**Job**
Return the records verbatim, starting at the first line and ending at the line containing "card-number-badge: 2 bbox=[1254, 76, 1291, 112]", with both included.

**Annotated element entries**
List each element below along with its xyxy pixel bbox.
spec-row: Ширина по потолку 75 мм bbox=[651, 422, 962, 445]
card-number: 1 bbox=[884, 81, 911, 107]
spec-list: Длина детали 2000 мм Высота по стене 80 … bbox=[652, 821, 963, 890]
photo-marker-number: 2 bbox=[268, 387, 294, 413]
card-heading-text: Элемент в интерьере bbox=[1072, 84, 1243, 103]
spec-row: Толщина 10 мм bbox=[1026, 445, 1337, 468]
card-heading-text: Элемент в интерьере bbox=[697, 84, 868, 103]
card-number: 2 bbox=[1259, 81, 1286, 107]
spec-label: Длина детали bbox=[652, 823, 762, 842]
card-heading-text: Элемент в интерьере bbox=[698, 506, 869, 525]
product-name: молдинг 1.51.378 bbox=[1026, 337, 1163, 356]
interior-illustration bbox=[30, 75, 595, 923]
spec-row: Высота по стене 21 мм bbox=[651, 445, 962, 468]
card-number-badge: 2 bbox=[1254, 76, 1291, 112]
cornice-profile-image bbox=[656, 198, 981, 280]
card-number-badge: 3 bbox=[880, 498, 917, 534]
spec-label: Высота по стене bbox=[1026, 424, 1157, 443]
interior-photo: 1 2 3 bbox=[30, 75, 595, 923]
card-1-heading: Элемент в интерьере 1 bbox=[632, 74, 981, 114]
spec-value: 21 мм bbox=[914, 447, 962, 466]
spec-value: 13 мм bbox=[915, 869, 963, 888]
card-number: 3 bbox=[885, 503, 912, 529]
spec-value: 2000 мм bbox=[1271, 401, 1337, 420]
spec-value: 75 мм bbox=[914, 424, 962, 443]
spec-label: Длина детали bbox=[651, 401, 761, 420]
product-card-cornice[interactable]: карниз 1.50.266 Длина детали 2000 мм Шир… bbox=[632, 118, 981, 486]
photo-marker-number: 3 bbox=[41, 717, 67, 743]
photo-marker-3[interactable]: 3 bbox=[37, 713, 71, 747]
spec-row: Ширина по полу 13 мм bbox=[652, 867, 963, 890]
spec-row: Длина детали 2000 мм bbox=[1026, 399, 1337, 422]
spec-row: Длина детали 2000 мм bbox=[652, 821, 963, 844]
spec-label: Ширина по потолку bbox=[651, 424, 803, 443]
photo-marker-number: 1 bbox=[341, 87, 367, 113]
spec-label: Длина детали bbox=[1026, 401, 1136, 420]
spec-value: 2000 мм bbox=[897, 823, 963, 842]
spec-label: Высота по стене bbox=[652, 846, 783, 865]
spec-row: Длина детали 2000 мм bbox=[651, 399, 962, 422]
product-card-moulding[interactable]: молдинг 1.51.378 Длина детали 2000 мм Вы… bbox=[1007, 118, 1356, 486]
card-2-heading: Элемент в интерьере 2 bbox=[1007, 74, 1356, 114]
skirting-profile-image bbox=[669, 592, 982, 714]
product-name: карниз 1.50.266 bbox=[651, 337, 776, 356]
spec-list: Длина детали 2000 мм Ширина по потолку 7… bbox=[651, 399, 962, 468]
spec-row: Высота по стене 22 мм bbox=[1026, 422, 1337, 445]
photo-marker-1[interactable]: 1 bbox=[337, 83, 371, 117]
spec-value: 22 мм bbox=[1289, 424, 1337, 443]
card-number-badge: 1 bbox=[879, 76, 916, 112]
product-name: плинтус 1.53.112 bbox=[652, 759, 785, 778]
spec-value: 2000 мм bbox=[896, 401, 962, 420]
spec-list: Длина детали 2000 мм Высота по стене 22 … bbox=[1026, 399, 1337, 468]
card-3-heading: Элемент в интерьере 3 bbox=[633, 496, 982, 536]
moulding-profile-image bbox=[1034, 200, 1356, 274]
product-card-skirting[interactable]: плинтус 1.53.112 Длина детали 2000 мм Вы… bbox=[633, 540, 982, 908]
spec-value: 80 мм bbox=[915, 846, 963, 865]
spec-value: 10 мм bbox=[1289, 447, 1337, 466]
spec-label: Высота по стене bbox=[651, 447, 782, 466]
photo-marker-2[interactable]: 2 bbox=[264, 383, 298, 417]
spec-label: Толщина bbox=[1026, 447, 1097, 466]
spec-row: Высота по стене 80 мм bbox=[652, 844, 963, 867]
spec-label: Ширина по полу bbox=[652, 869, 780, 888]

**Answer to the exercise**
List each element below along with its xyxy pixel bbox.
spec-row: Ширина по потолку 75 мм bbox=[651, 422, 962, 445]
card-number: 1 bbox=[884, 81, 911, 107]
spec-list: Длина детали 2000 мм Высота по стене 80 … bbox=[652, 821, 963, 890]
photo-marker-number: 2 bbox=[268, 387, 294, 413]
card-heading-text: Элемент в интерьере bbox=[1072, 84, 1243, 103]
spec-row: Толщина 10 мм bbox=[1026, 445, 1337, 468]
card-heading-text: Элемент в интерьере bbox=[697, 84, 868, 103]
card-number: 2 bbox=[1259, 81, 1286, 107]
spec-label: Длина детали bbox=[652, 823, 762, 842]
card-heading-text: Элемент в интерьере bbox=[698, 506, 869, 525]
product-name: молдинг 1.51.378 bbox=[1026, 337, 1163, 356]
interior-illustration bbox=[30, 75, 595, 923]
spec-row: Высота по стене 21 мм bbox=[651, 445, 962, 468]
card-number-badge: 2 bbox=[1254, 76, 1291, 112]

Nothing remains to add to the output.